Entries:

──────────────────────────────

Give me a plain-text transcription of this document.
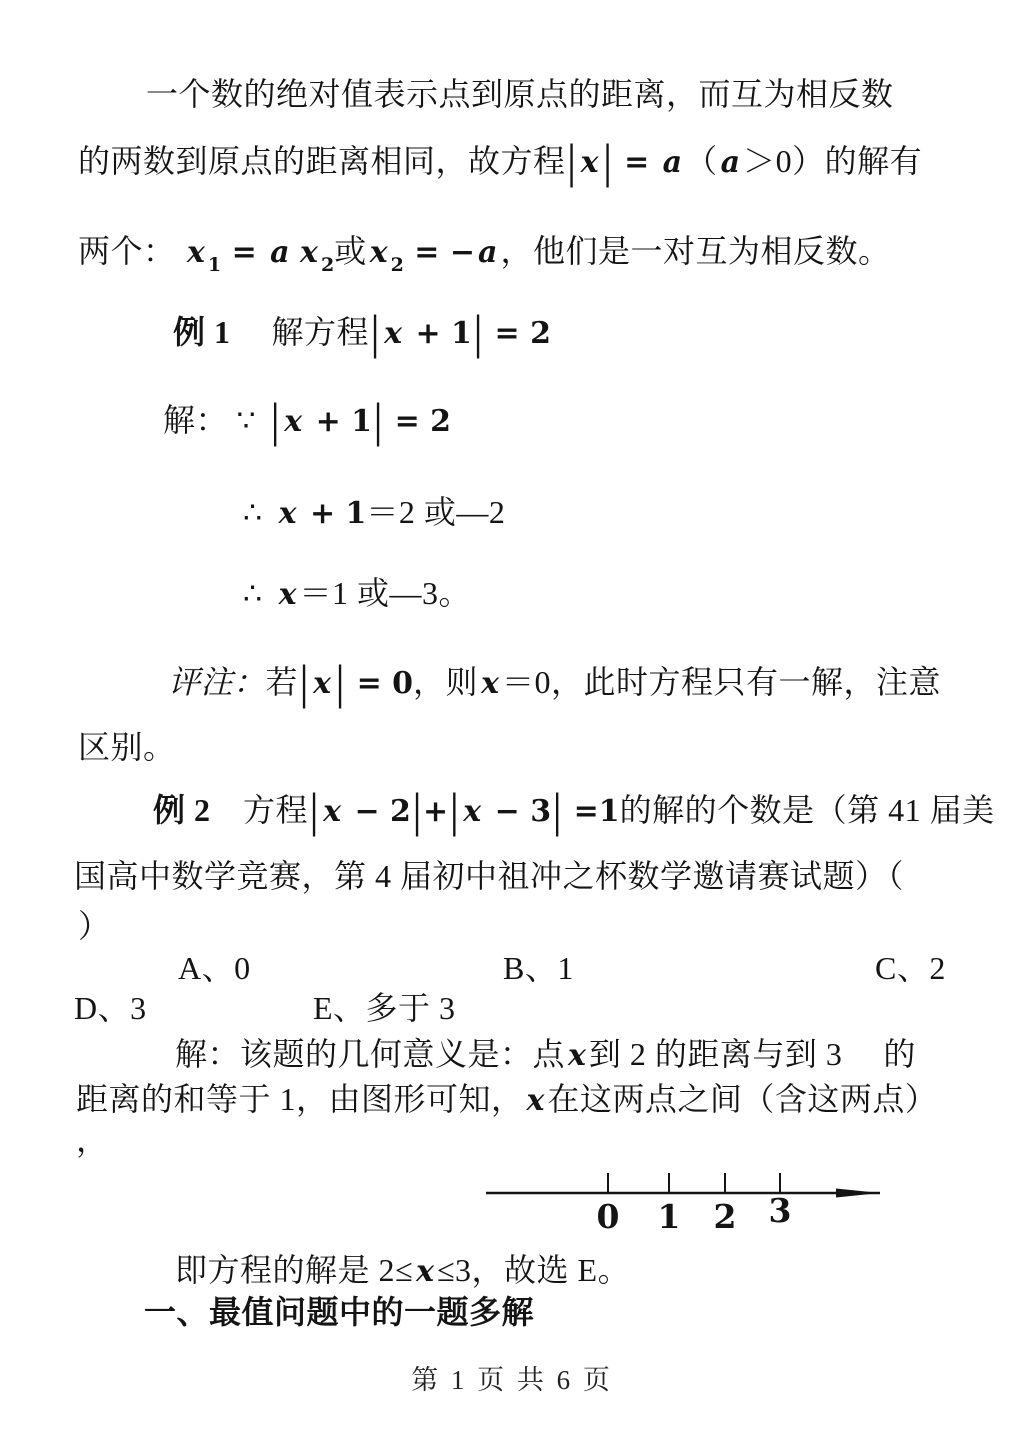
一个数的绝对值表示点到原点的距离，而互为相反数
的两数到原点的距离相同，故方程| x | = a（ a＞0）的解有
两个： x $_1$ = a x $_2$或 x $_2$ = − a，他们是一对互为相反数。
例 1　 解方程| x + 1| = 2
解： ∵ | x + 1| = 2
∴ x + 1＝2 或—2
∴ x＝1 或—3。
评注：若| x | = 0，则 x＝0，此时方程只有一解，注意
区别。
例 2　方程| x − 2|+| x − 3| =1的解的个数是（第 41 届美
国高中数学竞赛，第 4 届初中祖冲之杯数学邀请赛试题）（
）
A、0	B、1	C、2
D、3	E、多于 3
解：该题的几何意义是：点 x到 2 的距离与到 3　 的
距离的和等于 1，由图形可知， x在这两点之间（含这两点）
，
即方程的解是 2≤ x≤3，故选 E。
一、最值问题中的一题多解
0 1 2 3
第 1 页 共 6 页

──────────────────────────────

Directions for this task: Copy the listing word for word, excluding its pictures.

Output for this exercise:
Give me a plain-text transcription of this document.
一个数的绝对值表示点到原点的距离，而互为相反数
的两数到原点的距离相同，故方程| x | = a（ a＞0）的解有
两个： x $_1$ = a x $_2$或 x $_2$ = − a，他们是一对互为相反数。
例 1　 解方程| x + 1| = 2
解： ∵ | x + 1| = 2
∴ x + 1＝2 或—2
∴ x＝1 或—3。
评注：若| x | = 0，则 x＝0，此时方程只有一解，注意
区别。
例 2　方程| x − 2|+| x − 3| =1的解的个数是（第 41 届美
国高中数学竞赛，第 4 届初中祖冲之杯数学邀请赛试题）（
）
A、0	B、1	C、2
D、3	E、多于 3
解：该题的几何意义是：点 x到 2 的距离与到 3　 的
距离的和等于 1，由图形可知， x在这两点之间（含这两点）
，
即方程的解是 2≤ x≤3，故选 E。
一、最值问题中的一题多解
0 1 2 3
第 1 页 共 6 页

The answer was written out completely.